▶ [Input]
- - - -

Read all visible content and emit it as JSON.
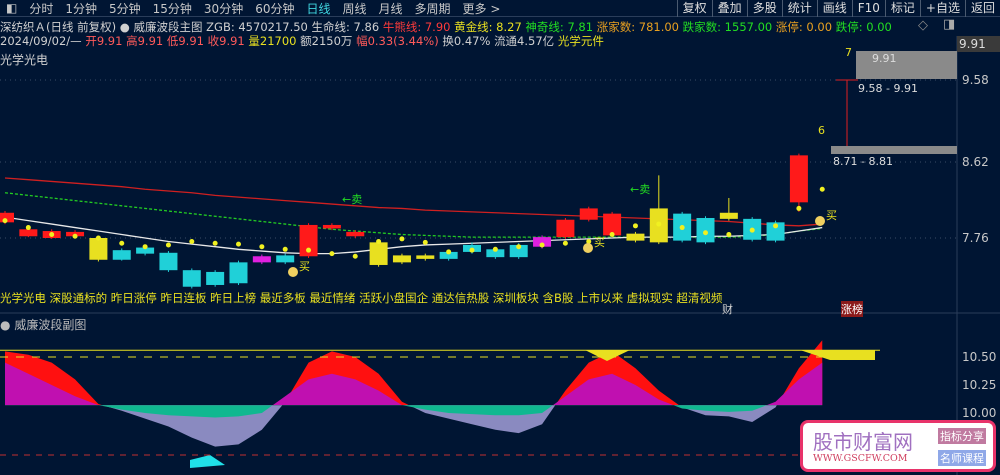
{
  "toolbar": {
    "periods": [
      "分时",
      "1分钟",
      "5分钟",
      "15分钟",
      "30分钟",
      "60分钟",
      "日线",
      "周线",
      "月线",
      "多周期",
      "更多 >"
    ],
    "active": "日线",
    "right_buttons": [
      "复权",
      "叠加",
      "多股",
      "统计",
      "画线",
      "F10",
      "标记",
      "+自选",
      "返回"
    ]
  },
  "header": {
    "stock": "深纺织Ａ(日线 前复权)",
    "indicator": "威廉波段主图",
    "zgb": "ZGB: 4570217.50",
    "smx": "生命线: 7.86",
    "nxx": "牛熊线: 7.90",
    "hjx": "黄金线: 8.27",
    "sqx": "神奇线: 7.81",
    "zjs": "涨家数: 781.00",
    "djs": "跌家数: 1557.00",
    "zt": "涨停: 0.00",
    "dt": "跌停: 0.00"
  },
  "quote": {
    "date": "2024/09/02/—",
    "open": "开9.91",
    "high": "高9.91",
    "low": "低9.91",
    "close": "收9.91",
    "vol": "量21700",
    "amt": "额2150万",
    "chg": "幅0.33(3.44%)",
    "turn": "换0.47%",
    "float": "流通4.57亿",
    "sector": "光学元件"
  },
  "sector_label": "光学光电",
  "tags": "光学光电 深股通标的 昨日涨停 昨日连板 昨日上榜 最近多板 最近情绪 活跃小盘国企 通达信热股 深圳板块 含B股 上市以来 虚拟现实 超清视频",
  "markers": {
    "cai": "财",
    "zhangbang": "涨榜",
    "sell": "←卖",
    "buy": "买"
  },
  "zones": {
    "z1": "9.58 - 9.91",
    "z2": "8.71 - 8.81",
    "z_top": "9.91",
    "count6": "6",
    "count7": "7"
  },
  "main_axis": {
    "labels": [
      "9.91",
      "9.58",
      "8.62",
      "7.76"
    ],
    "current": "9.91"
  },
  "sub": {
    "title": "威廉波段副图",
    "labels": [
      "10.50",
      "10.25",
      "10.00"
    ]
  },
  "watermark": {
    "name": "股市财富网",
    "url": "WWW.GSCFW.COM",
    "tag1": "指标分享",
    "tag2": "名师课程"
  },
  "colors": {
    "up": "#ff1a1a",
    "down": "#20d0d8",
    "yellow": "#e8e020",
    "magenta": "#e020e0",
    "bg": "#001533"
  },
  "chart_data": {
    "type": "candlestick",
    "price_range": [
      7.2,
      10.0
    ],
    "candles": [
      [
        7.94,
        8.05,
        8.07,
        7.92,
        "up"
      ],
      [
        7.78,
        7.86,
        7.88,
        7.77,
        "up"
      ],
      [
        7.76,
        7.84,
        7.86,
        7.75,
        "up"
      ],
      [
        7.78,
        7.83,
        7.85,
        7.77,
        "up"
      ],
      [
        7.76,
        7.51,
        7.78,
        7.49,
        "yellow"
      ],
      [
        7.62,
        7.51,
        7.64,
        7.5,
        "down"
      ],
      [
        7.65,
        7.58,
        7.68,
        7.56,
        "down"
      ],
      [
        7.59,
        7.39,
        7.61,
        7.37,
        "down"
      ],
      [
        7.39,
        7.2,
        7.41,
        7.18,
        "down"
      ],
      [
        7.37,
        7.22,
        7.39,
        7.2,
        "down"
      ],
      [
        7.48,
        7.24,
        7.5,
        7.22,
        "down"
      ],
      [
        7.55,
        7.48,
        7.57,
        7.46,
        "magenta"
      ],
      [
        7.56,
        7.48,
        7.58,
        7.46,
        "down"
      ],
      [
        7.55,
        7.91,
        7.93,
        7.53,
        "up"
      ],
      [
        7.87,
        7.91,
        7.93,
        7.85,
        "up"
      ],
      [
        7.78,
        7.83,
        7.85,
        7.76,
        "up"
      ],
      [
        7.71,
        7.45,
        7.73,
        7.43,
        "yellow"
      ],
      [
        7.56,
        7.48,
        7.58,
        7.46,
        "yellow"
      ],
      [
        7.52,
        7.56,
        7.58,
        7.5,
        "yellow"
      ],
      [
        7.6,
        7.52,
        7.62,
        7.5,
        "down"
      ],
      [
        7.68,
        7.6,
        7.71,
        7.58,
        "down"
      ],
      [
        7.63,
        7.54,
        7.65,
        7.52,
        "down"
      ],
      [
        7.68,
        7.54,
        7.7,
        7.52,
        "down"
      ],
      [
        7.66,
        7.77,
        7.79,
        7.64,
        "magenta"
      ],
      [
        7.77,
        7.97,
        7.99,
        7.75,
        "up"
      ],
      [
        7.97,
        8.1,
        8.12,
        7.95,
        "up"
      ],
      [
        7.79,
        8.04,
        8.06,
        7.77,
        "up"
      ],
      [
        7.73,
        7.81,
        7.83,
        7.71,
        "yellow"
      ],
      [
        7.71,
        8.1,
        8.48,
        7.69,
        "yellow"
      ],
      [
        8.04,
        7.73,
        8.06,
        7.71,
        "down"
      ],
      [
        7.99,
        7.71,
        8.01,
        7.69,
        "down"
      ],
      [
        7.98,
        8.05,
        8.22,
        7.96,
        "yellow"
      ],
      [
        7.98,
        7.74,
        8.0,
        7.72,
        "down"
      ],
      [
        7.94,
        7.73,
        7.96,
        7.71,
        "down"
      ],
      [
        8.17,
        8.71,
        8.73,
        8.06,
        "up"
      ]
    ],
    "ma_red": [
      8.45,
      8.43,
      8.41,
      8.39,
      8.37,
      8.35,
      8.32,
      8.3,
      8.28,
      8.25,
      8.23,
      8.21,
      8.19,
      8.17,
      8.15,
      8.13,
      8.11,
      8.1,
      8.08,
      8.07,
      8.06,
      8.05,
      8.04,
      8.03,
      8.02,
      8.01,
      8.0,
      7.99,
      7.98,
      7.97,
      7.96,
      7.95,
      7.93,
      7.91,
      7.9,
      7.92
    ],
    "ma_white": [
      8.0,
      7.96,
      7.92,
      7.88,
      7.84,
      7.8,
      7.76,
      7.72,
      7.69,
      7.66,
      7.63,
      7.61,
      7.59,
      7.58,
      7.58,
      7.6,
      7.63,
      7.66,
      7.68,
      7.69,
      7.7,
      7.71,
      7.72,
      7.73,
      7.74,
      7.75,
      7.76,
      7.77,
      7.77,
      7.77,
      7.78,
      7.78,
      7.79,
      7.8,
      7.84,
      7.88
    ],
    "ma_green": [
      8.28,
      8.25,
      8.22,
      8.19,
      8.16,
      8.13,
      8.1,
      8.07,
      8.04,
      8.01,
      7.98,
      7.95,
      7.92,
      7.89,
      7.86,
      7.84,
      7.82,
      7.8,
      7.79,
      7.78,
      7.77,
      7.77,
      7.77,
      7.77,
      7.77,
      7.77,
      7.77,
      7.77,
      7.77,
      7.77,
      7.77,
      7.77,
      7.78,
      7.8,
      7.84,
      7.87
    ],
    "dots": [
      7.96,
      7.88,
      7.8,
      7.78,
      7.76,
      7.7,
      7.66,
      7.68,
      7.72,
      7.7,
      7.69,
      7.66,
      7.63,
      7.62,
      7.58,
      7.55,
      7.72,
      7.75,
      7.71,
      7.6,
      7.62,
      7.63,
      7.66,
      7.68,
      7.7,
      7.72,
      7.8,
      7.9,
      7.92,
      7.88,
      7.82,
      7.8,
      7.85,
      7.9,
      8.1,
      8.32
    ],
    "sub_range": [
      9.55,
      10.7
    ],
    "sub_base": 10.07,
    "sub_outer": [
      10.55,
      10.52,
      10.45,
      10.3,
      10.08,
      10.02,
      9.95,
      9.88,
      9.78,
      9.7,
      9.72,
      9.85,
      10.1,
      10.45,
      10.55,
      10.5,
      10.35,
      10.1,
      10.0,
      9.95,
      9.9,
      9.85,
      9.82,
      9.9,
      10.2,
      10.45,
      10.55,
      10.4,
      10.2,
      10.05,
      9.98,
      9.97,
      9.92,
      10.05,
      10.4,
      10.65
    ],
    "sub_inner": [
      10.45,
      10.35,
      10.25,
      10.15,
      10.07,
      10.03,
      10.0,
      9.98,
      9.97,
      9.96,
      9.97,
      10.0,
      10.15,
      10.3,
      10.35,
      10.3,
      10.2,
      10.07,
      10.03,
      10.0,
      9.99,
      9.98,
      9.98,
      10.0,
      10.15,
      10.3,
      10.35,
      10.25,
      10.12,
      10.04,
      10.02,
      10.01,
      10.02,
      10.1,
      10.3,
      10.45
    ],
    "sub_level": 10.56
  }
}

- - - -

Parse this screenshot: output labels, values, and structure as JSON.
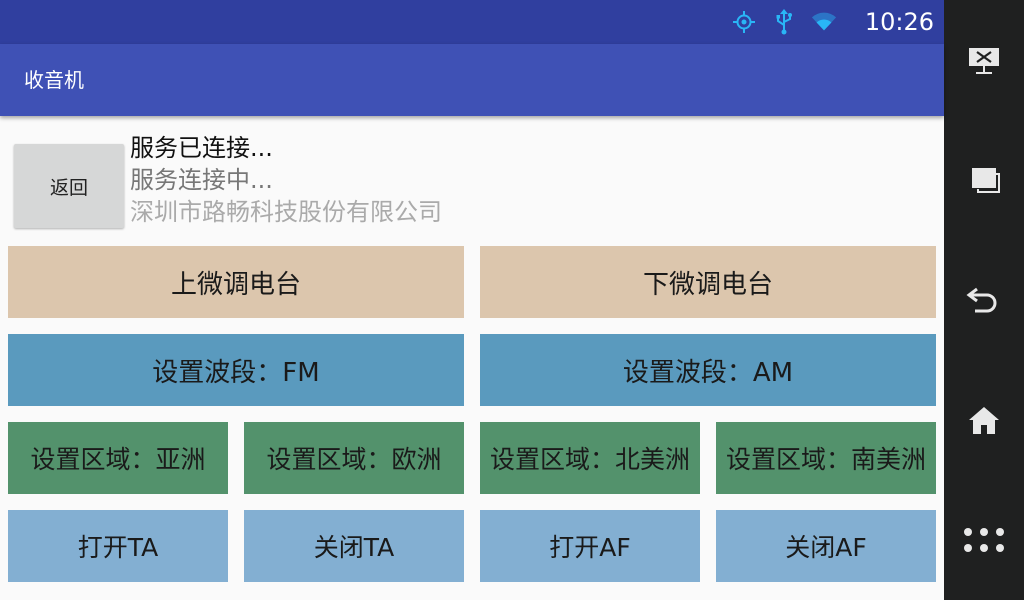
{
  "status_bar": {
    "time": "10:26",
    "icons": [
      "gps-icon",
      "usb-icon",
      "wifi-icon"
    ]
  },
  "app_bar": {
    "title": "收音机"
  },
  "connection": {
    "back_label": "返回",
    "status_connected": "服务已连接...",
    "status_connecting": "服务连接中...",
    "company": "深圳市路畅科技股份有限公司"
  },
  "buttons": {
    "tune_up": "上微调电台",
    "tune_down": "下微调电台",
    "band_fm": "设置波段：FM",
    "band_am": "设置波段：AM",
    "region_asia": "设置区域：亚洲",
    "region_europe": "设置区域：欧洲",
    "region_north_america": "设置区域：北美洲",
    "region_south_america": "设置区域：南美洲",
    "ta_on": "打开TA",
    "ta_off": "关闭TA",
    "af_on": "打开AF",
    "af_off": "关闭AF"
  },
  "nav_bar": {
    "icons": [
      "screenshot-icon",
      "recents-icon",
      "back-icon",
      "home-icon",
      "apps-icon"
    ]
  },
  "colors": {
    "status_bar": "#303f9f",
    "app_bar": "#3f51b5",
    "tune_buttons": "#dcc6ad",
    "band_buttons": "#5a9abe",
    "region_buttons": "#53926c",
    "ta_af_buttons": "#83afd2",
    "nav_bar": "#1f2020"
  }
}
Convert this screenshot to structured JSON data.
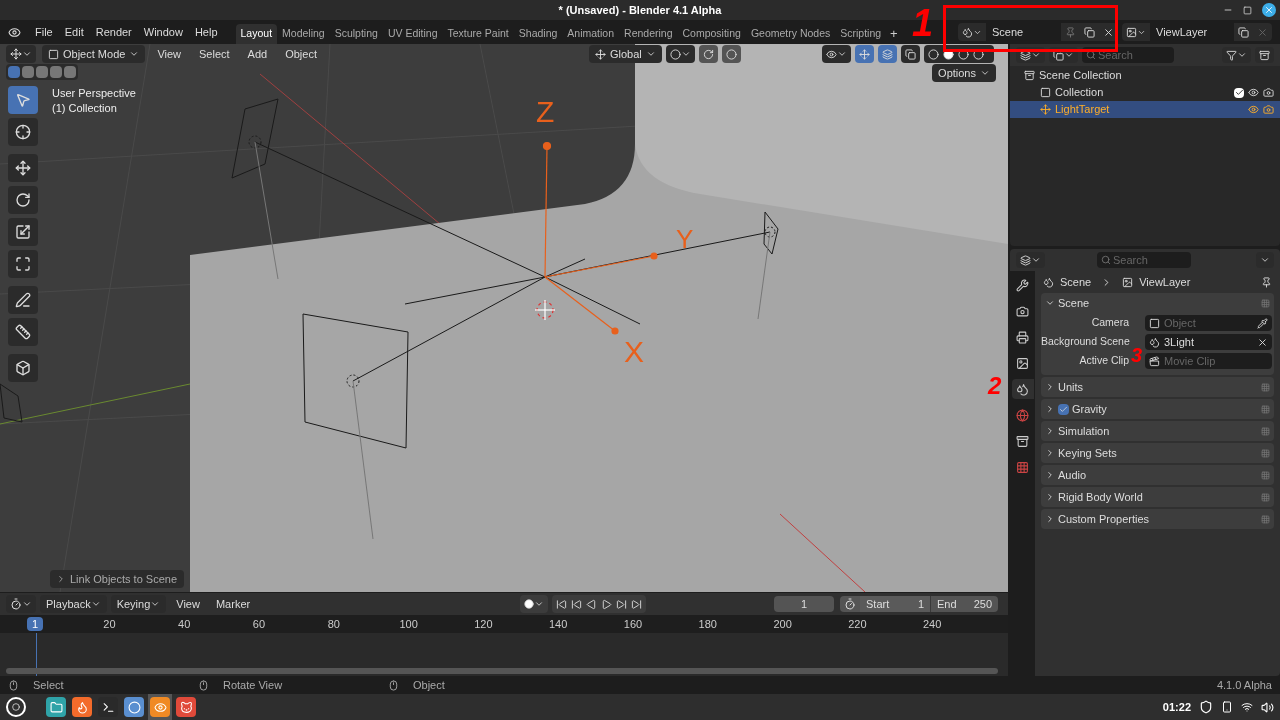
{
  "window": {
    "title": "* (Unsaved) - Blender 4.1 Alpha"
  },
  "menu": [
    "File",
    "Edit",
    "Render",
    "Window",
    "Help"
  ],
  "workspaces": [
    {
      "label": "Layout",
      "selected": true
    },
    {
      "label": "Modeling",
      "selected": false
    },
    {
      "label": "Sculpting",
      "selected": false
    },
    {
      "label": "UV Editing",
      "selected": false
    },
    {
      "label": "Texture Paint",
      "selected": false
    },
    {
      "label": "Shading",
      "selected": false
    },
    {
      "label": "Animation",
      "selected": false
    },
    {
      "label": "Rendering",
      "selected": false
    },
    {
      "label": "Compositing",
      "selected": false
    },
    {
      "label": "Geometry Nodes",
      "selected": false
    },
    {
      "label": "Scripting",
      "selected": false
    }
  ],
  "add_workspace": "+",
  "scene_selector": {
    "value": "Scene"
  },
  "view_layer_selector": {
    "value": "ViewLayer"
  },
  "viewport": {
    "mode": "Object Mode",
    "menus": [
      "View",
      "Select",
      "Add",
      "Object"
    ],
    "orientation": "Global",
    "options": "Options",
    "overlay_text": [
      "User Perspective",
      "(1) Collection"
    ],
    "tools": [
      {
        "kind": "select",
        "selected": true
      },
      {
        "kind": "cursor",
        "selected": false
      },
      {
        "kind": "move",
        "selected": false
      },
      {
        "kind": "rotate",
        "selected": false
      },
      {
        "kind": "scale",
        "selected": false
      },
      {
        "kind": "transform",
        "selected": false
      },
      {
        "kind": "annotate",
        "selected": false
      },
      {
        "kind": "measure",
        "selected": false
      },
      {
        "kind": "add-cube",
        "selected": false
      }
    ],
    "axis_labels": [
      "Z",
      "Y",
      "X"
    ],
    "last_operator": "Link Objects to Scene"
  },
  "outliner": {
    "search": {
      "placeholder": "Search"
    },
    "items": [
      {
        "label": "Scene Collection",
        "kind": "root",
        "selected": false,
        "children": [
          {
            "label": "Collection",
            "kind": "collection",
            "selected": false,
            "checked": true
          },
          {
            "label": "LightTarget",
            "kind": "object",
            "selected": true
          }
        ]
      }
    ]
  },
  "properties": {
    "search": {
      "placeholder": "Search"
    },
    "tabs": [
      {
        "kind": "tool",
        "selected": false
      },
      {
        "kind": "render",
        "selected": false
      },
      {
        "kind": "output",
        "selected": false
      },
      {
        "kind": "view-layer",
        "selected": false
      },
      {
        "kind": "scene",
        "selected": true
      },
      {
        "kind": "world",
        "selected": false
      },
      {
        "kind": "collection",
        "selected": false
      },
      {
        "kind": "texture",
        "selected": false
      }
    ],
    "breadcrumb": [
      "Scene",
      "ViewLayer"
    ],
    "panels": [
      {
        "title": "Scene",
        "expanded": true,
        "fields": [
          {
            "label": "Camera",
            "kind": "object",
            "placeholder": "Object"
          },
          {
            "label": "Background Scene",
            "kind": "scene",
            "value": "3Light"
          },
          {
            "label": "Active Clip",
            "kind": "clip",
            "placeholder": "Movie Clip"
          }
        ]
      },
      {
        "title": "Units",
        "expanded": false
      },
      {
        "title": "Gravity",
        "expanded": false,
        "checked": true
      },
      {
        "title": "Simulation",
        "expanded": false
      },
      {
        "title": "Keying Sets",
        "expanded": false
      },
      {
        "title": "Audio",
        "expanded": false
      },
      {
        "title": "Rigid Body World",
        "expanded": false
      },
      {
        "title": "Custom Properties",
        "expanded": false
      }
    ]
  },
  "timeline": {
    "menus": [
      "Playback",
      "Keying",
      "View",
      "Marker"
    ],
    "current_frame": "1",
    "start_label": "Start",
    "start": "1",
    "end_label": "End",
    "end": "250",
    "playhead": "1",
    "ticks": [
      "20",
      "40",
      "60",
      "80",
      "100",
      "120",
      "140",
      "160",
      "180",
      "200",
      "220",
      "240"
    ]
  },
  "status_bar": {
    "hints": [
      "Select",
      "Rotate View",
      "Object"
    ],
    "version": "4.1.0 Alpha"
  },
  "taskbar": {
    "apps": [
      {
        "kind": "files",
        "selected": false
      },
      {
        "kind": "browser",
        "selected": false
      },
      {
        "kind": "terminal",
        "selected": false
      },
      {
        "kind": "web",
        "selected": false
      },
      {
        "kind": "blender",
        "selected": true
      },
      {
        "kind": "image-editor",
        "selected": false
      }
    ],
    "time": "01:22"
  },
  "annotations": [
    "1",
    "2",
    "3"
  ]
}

- - - -

▶ [Exercise goal] Return every line containing "this".

▶ [The answer]
Parse this screenshot: output labels, values, and structure as JSON.
Convert this screenshot to structured JSON data.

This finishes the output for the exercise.